- _Raw records_
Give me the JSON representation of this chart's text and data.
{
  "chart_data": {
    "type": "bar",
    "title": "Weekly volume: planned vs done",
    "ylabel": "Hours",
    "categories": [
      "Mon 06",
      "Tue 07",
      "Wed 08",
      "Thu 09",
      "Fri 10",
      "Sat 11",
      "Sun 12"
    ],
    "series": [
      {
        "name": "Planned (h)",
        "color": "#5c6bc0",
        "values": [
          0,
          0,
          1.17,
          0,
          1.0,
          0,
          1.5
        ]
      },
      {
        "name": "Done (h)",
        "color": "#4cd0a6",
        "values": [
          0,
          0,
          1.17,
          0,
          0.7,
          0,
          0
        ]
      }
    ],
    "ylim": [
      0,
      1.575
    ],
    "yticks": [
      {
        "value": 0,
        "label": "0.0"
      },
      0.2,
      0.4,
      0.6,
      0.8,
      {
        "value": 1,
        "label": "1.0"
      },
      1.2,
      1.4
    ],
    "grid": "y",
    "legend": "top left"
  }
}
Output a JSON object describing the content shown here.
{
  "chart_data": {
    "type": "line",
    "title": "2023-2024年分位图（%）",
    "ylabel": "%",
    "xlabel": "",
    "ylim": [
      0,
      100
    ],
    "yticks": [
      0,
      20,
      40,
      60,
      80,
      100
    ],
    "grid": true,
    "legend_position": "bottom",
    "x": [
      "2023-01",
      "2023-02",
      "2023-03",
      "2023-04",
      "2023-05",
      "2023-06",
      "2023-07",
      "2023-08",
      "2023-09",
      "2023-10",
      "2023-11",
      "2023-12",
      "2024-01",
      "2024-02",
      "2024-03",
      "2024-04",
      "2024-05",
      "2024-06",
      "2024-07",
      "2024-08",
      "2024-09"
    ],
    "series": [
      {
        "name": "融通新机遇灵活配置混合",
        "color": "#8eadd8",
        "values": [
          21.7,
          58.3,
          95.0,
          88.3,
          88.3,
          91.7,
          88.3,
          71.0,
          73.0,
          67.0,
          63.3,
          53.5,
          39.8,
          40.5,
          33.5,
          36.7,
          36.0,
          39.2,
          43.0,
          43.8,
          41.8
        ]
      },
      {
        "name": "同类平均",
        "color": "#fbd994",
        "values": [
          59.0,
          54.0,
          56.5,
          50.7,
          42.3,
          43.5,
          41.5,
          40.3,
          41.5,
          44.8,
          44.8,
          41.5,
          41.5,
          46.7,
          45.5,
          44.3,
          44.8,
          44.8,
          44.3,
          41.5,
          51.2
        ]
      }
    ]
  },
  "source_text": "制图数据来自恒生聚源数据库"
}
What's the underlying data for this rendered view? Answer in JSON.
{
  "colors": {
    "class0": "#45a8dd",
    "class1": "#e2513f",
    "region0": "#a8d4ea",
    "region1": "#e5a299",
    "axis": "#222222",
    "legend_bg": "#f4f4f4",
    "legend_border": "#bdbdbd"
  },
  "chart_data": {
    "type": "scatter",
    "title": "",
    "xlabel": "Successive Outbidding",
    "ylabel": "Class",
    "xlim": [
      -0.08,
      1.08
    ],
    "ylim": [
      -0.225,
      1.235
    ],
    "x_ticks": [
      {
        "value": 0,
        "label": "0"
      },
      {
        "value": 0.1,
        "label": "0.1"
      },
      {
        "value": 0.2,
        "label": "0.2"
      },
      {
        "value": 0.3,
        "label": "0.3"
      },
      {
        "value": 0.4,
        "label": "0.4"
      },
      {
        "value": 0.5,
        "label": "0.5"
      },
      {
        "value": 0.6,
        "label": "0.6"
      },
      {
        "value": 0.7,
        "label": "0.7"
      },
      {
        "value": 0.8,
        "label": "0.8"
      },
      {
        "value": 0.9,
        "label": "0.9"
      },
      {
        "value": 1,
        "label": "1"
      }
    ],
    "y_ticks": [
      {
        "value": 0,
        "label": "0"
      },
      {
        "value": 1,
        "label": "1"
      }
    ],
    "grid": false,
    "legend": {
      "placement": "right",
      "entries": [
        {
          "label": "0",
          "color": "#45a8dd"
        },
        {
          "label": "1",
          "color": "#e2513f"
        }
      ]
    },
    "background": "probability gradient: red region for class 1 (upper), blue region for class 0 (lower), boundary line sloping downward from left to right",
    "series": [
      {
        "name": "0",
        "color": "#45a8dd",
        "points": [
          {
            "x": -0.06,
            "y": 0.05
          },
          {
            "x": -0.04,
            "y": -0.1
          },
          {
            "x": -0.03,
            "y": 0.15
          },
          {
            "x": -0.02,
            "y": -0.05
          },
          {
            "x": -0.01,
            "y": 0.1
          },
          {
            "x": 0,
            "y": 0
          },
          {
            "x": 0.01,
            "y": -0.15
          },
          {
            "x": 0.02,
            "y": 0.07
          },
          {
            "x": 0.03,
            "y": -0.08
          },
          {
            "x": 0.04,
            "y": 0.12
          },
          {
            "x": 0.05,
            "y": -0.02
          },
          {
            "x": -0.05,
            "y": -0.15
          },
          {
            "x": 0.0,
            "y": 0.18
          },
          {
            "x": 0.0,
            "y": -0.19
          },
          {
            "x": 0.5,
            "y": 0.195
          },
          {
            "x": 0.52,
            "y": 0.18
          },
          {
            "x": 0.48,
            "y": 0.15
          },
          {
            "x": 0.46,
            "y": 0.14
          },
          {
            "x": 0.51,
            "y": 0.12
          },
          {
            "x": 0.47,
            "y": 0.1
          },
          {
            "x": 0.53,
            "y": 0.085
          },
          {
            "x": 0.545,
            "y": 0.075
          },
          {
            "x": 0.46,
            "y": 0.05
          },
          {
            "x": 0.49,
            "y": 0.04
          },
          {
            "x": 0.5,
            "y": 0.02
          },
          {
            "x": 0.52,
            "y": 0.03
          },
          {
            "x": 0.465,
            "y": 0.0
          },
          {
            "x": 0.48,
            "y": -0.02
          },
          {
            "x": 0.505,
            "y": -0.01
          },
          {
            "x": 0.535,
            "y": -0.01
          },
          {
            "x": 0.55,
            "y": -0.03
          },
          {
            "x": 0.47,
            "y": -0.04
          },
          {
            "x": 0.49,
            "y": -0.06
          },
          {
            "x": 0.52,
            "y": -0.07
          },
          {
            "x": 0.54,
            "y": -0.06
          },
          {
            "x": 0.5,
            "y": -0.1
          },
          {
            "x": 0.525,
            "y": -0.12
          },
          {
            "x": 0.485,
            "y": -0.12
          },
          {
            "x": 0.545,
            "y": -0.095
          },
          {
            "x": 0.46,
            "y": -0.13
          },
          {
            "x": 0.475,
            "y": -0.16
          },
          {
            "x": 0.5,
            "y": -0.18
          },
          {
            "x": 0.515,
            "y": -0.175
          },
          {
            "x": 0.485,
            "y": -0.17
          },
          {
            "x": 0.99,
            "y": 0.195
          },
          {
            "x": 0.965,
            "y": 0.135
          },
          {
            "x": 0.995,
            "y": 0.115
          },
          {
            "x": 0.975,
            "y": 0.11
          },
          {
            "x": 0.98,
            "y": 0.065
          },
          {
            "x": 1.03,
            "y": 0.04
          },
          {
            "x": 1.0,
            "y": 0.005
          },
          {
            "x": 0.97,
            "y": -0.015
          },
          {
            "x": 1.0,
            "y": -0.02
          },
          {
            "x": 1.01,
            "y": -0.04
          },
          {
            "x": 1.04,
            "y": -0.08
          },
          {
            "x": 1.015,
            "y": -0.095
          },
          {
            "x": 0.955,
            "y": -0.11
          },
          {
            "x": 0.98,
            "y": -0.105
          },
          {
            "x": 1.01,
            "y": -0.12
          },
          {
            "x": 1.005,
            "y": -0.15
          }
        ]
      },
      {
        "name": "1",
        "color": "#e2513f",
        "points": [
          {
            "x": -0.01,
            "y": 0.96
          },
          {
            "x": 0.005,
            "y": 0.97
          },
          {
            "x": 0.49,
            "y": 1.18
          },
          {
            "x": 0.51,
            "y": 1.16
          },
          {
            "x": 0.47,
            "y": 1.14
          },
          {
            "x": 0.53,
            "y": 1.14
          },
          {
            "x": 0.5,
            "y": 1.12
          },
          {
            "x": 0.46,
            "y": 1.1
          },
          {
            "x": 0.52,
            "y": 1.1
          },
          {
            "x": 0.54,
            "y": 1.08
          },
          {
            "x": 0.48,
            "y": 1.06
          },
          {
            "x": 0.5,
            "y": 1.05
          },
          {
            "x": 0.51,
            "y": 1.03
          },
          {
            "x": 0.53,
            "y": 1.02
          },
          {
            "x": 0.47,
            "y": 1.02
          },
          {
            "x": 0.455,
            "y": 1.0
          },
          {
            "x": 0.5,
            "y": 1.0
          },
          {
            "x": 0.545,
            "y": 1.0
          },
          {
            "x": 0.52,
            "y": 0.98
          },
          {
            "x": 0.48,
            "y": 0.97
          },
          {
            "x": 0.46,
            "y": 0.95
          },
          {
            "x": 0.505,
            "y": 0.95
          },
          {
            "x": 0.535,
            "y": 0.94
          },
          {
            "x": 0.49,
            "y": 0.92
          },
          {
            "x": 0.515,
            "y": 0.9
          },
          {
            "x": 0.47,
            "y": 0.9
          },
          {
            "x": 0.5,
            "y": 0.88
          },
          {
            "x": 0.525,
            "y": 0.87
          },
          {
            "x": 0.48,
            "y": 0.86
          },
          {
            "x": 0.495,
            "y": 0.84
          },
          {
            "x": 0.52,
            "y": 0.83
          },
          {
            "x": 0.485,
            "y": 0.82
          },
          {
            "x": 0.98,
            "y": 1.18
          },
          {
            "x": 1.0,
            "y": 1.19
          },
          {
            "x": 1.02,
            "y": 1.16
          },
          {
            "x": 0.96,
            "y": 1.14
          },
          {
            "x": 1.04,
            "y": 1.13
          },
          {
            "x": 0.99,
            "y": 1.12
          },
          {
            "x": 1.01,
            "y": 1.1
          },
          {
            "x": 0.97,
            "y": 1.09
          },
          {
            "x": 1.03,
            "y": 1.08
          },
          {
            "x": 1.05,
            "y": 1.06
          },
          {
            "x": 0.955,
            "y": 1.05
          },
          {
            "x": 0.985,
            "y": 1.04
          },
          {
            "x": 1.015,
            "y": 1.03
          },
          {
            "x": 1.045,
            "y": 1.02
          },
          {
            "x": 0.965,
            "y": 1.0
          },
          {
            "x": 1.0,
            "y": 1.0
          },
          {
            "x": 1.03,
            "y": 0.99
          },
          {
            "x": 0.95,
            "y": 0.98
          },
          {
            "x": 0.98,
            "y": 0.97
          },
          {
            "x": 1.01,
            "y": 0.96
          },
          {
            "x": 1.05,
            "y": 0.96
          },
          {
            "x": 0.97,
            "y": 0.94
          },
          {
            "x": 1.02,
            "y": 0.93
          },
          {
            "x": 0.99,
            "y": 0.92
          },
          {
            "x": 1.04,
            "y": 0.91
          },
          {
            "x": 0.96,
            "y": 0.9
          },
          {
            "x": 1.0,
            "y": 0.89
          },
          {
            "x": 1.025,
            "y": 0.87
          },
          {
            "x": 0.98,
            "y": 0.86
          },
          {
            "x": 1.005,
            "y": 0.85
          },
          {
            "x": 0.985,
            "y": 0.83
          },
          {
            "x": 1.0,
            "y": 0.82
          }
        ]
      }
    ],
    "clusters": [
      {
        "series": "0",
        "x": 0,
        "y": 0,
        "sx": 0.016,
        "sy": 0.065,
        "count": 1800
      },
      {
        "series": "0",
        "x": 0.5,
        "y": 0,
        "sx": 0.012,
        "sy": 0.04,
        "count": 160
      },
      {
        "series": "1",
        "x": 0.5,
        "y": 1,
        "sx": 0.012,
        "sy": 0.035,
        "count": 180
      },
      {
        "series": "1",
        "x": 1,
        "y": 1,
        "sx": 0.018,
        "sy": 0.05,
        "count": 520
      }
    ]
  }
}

- _Instructions for the task_
Lines in the records that hold the word "xlabel" are to be counted; give only the total.

- _Right answer_
2